• Set problem
Return each line containing the string "JSON".

• Records provided
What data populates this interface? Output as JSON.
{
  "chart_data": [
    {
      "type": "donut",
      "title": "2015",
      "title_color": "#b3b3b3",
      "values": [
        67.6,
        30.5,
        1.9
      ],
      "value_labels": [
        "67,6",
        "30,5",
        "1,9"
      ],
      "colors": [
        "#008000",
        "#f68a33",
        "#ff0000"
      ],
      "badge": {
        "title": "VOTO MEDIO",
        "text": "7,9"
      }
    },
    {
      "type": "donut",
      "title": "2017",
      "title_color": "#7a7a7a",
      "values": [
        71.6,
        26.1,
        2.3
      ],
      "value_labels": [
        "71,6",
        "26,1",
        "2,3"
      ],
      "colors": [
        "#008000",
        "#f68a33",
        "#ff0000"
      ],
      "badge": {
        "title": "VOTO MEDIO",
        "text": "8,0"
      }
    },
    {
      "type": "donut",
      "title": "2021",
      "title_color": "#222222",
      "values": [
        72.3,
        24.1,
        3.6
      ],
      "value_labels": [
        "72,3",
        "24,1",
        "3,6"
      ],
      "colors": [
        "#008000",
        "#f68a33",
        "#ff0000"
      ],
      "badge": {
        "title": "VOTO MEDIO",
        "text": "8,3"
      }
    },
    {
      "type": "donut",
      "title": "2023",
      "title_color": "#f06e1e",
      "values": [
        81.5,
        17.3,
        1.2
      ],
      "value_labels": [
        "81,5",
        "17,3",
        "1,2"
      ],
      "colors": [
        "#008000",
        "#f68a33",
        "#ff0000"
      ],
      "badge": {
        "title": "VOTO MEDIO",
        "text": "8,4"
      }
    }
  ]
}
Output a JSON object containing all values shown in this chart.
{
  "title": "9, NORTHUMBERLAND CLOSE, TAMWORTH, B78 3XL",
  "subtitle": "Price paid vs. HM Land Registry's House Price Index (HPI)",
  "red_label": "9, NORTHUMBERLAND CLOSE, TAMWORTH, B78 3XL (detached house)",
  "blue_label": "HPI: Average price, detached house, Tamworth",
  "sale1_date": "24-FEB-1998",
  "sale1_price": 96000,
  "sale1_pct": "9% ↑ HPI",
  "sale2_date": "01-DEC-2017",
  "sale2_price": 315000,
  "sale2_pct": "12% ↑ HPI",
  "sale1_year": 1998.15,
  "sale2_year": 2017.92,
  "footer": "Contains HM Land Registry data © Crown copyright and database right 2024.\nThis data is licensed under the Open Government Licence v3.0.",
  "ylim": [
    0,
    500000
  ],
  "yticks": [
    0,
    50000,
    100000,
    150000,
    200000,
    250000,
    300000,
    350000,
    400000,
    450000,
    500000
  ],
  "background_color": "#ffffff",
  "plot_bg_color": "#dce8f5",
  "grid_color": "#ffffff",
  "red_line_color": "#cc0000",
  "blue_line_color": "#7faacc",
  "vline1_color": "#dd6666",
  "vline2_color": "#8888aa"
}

• Final answer
What data populates this interface? Output as JSON.
Output a JSON object containing all values shown in this chart.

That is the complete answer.